TEXTO FORNECIDO:
Uma marcha vai ser promovida, no próximo dia 22, pelas assembleias municipais dos cinco concelhos do Alentejo Litoral, como forma de sensibilização para os problemas das estradas e dos serviços de saúde da região. A iniciativa vai ter lugar no concelho de Santiago do Cacém, partindo de dois pontos, na cidade de Santiago do Cacém e na Aldeia de Santo André, tendo como destino o Hospital do Litoral Alentejano (HLA), disse ontem à agência Lusa o presidente da Assembleia Municipal (AM) de Grândola, Rafael Rodrigues.

Autarcas do Alentejo Litoral

Os itinerários, que vão ser percorridos a pé, “sintetizam”, de acordo com o autarca comunista, duas áreas problemáticas no litoral alentejano, devido ao mau estado da estrada nacional 261 e às reconhecidas carências do HLA. A decisão foi tomada, no domingo, em Grândola, durante a reunião conjunta das assembleias municipais de Alcácer do Sal, Grândola, Odemira, Santiago do Cacém e Sines, e na qual, segundo Rafael Rodrigues, participaram cerca de 250 pessoas, entre autarcas, deputados da Assembleia da República e população.

CONJUNTO DE DADOS:
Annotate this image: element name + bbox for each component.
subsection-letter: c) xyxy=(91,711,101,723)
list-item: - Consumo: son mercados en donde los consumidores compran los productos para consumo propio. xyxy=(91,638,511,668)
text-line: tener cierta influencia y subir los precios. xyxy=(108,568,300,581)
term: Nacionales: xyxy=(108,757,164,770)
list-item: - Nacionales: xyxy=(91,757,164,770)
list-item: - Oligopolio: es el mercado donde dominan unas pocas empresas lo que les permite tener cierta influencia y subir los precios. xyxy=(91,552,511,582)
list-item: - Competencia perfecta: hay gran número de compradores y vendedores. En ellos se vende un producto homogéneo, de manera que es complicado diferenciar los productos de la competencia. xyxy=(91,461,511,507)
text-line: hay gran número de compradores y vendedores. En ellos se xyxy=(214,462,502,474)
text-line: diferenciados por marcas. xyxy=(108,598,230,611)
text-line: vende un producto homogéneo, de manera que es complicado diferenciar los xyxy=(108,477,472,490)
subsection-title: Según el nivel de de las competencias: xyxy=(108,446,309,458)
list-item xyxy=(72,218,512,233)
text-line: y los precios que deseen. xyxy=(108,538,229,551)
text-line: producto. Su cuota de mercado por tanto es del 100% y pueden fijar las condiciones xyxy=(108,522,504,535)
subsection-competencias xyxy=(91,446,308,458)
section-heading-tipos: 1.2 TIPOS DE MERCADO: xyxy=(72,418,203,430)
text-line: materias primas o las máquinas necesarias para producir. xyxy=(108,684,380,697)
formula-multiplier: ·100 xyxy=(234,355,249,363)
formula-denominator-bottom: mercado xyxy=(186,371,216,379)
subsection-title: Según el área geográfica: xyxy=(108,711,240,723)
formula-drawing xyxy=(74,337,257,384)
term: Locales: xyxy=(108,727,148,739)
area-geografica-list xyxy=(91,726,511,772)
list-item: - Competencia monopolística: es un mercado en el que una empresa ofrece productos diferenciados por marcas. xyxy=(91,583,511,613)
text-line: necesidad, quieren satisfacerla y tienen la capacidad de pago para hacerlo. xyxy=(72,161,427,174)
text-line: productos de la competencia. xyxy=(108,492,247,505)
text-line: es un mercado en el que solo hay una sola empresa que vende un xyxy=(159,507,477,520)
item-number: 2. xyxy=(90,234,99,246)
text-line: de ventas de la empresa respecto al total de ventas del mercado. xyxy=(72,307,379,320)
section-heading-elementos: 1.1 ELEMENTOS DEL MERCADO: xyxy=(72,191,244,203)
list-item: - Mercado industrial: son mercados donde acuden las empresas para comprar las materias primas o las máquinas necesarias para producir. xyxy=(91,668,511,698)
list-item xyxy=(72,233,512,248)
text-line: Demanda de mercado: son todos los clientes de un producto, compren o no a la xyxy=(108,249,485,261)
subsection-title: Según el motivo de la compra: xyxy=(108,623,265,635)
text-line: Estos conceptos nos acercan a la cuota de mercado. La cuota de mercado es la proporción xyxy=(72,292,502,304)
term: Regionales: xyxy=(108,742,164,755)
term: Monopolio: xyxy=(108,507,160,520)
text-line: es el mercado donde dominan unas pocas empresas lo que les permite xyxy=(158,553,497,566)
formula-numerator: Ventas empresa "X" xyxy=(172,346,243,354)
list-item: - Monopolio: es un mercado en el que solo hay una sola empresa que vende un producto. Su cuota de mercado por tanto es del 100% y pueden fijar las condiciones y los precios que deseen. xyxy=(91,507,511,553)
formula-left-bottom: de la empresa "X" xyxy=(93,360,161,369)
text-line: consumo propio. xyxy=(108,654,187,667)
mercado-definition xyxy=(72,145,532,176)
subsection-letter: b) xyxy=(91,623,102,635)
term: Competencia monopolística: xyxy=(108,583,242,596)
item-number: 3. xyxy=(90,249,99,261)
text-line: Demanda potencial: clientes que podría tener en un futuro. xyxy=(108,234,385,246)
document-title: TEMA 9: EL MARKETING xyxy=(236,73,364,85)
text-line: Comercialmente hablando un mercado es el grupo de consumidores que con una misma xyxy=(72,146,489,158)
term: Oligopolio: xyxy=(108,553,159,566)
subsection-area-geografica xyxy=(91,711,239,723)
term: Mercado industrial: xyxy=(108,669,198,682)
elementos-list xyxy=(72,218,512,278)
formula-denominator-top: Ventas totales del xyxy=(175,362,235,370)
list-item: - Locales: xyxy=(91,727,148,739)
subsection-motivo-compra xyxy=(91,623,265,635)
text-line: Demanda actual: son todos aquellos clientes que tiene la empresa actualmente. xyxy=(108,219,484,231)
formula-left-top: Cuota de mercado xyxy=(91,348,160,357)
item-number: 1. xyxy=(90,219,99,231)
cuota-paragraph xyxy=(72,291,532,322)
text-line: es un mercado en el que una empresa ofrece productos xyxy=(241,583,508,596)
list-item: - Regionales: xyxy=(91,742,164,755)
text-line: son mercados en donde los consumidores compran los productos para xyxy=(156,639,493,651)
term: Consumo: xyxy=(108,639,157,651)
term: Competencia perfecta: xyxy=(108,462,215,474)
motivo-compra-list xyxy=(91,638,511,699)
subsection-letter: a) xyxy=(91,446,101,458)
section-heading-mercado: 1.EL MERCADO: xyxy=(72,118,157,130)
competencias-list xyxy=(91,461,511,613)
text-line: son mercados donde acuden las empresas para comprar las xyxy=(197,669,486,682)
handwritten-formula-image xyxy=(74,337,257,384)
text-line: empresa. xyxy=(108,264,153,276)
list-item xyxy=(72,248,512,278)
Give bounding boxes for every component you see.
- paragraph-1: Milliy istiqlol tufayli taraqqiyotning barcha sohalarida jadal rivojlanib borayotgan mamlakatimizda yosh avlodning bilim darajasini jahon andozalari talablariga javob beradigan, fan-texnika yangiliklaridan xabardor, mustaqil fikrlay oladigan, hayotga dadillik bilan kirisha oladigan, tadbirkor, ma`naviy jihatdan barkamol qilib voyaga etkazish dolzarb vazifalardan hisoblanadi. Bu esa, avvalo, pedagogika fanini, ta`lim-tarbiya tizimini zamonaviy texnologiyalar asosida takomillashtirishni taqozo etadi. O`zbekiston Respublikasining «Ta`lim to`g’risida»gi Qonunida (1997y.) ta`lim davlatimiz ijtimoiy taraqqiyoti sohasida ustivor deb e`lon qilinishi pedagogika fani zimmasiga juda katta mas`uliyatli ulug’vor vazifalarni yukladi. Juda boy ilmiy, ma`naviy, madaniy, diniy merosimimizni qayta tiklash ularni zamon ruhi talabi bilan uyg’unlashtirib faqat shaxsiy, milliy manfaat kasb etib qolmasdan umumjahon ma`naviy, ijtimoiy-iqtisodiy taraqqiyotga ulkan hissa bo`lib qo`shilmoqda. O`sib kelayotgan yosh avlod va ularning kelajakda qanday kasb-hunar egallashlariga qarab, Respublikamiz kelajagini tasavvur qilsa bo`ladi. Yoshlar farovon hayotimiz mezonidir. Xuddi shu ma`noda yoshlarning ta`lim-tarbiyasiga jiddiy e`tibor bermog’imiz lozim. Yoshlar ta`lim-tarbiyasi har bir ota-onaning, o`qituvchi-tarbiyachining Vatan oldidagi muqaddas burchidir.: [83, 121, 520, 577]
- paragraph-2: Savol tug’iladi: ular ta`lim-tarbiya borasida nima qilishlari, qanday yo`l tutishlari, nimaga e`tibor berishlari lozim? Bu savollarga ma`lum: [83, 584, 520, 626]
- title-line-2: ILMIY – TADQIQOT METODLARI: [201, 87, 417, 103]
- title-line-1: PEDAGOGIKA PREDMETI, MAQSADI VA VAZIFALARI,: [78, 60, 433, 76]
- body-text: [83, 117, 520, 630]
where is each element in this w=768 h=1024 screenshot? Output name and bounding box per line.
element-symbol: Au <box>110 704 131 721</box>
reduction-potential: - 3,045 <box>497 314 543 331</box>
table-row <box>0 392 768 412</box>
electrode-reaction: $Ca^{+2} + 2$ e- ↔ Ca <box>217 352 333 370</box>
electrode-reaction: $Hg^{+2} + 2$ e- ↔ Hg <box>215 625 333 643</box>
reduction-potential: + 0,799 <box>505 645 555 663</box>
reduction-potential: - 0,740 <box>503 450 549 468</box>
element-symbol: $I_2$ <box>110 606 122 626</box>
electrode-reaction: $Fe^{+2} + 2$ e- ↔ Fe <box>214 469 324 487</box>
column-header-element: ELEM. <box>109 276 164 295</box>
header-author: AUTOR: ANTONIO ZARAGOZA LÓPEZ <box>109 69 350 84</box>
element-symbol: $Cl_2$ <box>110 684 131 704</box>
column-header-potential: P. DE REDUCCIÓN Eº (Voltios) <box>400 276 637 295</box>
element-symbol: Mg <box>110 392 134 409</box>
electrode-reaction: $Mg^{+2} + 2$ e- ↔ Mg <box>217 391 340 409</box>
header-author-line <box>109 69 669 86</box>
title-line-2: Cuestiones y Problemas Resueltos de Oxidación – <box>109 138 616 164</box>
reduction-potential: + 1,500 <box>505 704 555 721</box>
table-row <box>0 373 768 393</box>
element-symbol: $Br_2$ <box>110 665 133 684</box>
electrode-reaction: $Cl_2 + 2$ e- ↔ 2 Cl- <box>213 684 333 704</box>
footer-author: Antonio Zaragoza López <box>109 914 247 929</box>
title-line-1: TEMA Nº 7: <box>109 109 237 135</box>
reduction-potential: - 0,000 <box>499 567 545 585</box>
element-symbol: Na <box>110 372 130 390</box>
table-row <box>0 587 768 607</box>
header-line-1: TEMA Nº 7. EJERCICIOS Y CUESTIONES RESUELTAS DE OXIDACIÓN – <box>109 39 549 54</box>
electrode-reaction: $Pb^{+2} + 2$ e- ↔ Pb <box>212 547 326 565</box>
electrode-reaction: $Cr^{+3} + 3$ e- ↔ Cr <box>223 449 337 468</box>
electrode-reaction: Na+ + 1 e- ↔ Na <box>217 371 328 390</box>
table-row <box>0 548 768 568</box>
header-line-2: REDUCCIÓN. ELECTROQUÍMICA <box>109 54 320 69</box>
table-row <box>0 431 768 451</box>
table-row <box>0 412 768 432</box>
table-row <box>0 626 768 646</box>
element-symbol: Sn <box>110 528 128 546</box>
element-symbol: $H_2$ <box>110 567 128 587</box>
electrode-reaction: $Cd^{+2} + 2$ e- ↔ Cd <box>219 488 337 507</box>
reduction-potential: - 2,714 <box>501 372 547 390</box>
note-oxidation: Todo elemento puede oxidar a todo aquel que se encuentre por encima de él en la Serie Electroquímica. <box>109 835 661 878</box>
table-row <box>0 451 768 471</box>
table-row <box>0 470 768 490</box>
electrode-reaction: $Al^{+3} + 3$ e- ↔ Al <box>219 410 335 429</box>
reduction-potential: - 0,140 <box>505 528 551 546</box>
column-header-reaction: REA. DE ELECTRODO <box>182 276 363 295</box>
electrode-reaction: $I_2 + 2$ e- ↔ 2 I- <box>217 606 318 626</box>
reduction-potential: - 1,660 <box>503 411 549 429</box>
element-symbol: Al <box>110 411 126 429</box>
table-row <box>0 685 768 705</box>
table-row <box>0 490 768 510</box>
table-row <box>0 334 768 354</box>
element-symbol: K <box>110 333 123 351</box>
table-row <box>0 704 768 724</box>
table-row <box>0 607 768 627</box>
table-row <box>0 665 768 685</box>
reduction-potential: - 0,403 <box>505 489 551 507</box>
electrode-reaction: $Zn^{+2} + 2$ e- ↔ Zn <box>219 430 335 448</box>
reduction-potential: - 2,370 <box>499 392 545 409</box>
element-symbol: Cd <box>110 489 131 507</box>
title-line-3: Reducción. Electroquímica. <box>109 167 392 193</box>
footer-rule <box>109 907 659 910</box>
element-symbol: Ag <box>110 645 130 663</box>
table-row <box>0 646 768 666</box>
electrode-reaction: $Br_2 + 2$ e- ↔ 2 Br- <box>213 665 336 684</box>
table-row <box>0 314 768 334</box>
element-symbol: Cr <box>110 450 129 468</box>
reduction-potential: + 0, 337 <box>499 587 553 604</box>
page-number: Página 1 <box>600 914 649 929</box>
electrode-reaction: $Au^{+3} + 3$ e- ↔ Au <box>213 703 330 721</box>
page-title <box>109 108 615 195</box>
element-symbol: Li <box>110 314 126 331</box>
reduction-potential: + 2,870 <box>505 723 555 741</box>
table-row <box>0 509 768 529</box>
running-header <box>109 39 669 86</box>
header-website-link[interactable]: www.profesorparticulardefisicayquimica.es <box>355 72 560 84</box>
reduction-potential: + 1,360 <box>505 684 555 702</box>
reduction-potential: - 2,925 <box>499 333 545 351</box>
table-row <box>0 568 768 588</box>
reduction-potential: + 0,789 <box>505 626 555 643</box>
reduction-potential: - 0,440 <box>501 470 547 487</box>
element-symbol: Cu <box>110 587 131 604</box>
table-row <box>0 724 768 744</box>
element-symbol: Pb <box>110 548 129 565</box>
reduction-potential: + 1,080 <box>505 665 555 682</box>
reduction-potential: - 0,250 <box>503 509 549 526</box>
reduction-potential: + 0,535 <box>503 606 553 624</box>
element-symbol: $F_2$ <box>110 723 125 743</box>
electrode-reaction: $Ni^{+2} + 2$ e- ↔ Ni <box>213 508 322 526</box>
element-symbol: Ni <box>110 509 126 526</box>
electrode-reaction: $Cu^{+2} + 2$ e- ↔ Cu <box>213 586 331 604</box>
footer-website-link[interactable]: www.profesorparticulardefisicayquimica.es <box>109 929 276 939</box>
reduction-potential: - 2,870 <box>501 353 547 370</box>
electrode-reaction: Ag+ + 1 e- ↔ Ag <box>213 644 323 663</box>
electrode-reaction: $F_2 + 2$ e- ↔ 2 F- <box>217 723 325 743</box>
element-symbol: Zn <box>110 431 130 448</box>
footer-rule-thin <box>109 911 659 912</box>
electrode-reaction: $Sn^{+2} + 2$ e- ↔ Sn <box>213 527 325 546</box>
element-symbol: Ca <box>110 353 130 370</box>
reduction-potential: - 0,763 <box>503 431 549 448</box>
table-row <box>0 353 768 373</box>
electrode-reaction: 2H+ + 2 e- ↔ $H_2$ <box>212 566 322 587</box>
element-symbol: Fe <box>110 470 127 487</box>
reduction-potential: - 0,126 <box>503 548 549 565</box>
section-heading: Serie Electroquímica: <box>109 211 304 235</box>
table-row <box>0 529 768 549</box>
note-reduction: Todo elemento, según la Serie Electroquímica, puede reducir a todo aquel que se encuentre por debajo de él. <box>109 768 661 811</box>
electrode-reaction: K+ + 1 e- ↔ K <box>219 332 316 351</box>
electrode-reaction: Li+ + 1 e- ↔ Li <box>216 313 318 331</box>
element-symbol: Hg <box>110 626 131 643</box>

TAREFA A REALIZAR:
Responda, com base no texto fornecido, às três perguntas abaixo.
1. Qual é o destino da marcha?
2. Em que dia da semana foi tomada a decisão de a realizar?
3. Quantas pessoas participaram na reunião conjunta das assembleias municipais?
Os dados apresentados não são necessários.

RESOLUÇÃO:
1. O Hospital do Litoral Alentejano (HLA).
2. No domingo.
3. Cerca de 250 pessoas.